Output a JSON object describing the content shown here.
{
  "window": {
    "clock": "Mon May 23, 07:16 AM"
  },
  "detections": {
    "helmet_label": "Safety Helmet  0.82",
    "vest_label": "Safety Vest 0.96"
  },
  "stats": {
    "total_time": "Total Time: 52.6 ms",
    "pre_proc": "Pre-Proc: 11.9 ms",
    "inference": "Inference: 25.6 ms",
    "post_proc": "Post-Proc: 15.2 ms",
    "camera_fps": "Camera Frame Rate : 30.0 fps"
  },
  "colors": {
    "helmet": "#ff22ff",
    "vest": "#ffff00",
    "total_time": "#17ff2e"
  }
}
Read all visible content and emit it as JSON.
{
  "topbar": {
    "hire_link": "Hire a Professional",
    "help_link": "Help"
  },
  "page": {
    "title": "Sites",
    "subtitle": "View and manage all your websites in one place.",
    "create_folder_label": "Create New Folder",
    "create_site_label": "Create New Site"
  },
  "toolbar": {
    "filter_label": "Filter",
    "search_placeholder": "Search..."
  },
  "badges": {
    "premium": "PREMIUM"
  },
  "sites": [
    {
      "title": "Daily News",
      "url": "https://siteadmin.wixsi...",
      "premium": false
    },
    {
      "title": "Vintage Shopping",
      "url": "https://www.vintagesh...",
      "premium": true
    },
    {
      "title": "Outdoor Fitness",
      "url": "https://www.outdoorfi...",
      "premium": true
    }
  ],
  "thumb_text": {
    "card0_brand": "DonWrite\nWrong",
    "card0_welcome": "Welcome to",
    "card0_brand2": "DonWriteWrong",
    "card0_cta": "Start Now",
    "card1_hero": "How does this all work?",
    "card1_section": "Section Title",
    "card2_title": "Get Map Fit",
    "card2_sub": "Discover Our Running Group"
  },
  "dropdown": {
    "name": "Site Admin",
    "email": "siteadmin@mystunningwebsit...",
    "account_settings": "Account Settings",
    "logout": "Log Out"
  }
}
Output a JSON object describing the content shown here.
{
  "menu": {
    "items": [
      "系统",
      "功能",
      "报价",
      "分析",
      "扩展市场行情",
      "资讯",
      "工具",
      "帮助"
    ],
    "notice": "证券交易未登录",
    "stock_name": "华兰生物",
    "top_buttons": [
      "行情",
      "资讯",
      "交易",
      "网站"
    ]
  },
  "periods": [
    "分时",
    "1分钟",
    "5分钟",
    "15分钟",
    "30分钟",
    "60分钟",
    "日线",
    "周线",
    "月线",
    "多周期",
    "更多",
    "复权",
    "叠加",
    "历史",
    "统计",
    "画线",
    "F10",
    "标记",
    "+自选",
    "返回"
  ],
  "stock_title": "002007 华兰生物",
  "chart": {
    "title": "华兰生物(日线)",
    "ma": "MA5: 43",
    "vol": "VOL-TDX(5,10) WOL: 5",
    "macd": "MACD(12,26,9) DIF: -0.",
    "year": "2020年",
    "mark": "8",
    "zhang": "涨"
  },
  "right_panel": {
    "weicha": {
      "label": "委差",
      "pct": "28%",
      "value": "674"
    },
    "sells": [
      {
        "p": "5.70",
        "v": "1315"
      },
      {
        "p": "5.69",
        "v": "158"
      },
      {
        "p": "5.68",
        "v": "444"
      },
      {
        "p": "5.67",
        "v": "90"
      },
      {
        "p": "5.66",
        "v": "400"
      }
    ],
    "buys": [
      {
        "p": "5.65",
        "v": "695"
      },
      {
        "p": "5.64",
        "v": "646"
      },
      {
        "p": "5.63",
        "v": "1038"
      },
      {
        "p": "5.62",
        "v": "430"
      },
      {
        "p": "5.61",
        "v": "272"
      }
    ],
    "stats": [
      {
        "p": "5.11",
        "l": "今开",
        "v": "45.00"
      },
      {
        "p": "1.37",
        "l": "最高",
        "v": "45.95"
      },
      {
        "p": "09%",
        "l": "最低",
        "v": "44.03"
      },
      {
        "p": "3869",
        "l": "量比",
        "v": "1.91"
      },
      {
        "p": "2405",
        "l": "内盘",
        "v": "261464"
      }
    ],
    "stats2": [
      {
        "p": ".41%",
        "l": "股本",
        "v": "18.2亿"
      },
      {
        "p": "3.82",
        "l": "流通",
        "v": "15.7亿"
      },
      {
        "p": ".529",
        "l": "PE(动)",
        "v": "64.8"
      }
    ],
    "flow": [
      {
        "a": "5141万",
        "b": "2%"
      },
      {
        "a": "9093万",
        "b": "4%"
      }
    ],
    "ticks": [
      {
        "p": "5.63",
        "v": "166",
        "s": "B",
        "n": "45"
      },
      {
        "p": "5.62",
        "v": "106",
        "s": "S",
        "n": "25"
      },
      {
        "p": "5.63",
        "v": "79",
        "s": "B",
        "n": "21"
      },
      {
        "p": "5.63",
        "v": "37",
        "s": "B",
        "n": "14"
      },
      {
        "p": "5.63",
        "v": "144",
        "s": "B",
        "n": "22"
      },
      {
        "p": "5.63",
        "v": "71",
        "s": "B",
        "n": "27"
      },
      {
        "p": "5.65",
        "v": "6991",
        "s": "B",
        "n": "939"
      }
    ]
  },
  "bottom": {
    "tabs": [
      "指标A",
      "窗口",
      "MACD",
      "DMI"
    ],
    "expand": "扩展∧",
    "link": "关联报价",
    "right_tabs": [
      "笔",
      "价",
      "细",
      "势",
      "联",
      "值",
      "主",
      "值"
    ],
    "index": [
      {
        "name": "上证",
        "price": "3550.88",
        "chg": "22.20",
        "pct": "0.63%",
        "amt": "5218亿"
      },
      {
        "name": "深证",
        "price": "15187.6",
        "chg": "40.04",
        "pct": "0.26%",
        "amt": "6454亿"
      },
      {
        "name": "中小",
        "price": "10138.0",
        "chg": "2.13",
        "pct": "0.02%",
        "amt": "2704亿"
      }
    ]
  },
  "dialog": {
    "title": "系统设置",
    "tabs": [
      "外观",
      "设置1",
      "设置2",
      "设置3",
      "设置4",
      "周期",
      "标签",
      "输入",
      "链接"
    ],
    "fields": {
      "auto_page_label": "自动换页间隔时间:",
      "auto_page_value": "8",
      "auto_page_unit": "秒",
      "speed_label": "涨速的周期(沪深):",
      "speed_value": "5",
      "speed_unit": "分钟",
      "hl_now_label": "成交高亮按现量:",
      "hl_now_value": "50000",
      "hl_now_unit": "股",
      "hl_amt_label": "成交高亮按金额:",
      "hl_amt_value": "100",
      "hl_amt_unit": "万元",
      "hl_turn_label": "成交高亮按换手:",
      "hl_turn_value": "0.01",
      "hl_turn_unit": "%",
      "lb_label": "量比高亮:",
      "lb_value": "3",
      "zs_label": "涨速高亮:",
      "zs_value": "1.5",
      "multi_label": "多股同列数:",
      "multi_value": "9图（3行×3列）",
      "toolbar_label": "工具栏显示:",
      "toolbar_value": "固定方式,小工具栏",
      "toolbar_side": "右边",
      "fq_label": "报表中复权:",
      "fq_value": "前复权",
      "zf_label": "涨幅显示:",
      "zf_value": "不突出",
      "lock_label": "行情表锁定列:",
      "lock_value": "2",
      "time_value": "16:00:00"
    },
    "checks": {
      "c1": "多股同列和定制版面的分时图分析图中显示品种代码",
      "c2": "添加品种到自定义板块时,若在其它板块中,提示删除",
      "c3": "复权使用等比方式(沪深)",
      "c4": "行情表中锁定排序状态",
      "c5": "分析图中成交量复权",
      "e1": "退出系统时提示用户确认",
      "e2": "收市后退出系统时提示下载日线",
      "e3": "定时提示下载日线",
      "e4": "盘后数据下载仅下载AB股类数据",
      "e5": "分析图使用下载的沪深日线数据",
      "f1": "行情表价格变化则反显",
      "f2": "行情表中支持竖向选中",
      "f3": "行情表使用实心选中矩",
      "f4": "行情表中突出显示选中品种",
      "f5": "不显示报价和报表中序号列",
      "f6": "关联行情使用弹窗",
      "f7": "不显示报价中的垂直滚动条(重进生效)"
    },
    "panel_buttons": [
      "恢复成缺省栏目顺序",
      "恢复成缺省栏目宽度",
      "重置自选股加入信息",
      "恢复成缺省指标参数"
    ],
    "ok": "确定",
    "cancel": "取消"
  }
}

* STATED GOAL: Go through the records and pull out each line that includes the word "price".

* THE RESULT:
        "price": "3550.88",
        "price": "15187.6",
        "price": "10138.0",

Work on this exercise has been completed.